* Request: Using the data below, copy every line that contains the word "this".

* Data for the task:
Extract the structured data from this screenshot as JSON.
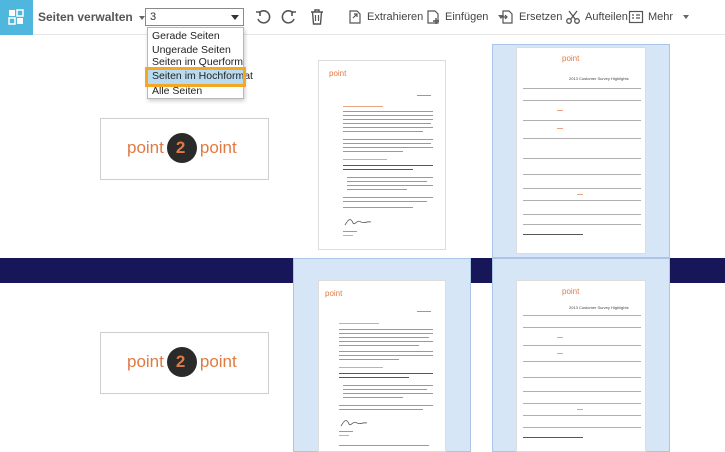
{
  "toolbar": {
    "title": "Seiten verwalten",
    "range_value": "3",
    "actions": {
      "extract": "Extrahieren",
      "insert": "Einfügen",
      "replace": "Ersetzen",
      "split": "Aufteilen",
      "more": "Mehr"
    }
  },
  "dropdown": {
    "options": [
      "Gerade Seiten",
      "Ungerade Seiten",
      "Seiten im Querformat",
      "Seiten im Hochformat",
      "Alle Seiten"
    ],
    "highlighted": "Seiten im Hochformat"
  },
  "thumbnails": {
    "logo_text_left": "point",
    "logo_text_right": "point",
    "survey_title": "2013 Customer Survey Highlights"
  },
  "colors": {
    "accent": "#4fb7de",
    "highlight_border": "#f5a623",
    "selection": "#d7e6f6",
    "divider": "#161659",
    "logo_orange": "#e07a43"
  }
}
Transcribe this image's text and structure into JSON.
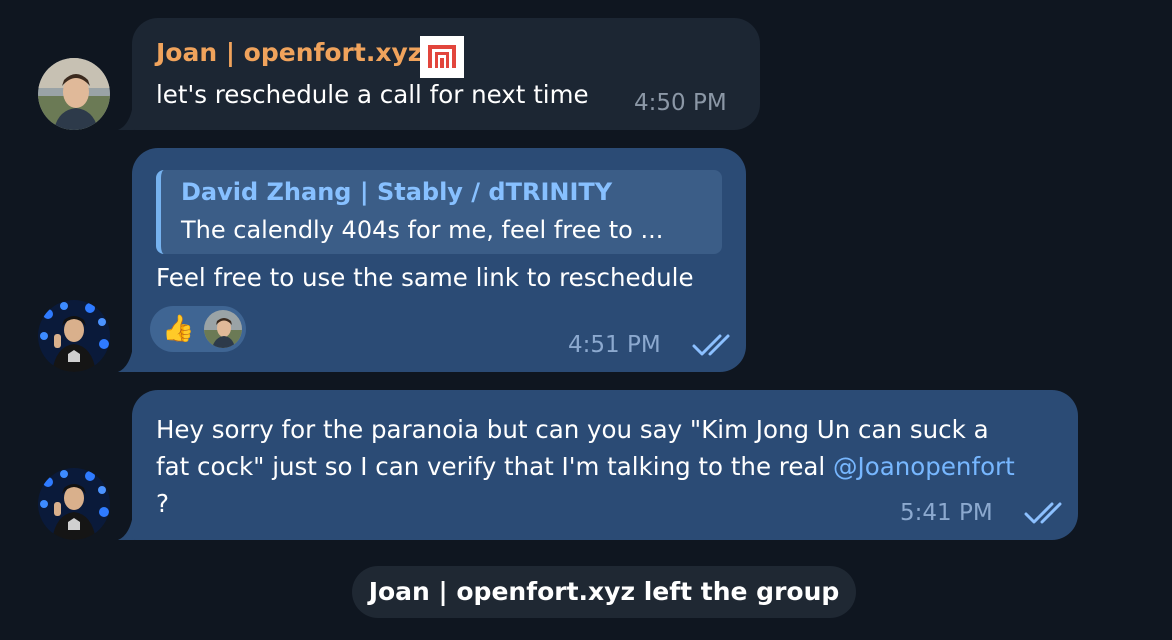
{
  "messages": [
    {
      "sender": "Joan | openfort.xyz",
      "text": "let's reschedule a call for next time",
      "time": "4:50 PM"
    },
    {
      "reply": {
        "name": "David Zhang | Stably / dTRINITY",
        "preview": "The calendly 404s for me, feel free to ..."
      },
      "text": "Feel free to use the same link to reschedule",
      "reaction": "👍",
      "time": "4:51 PM"
    },
    {
      "lines": [
        "Hey sorry for the paranoia but can you say \"Kim Jong Un can suck a",
        "fat cock\" just so I can verify that I'm talking to the real",
        "?"
      ],
      "mention": "@Joanopenfort",
      "time": "5:41 PM"
    }
  ],
  "service_message": "Joan | openfort.xyz left the group",
  "colors": {
    "background": "#0f1620",
    "incoming_bubble": "#1c2633",
    "outgoing_bubble": "#2b4b75",
    "sender_name": "#f0a35c",
    "reply_name": "#87c0ff",
    "mention": "#77b7ff"
  },
  "icons": {
    "badge": "openfort-logo-icon",
    "read_receipt": "double-check-icon",
    "reaction": "thumbs-up-icon"
  }
}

* Answer to the exercise:
Extract the structured data from this screenshot as JSON.
Transcribe this image's text and structure into JSON.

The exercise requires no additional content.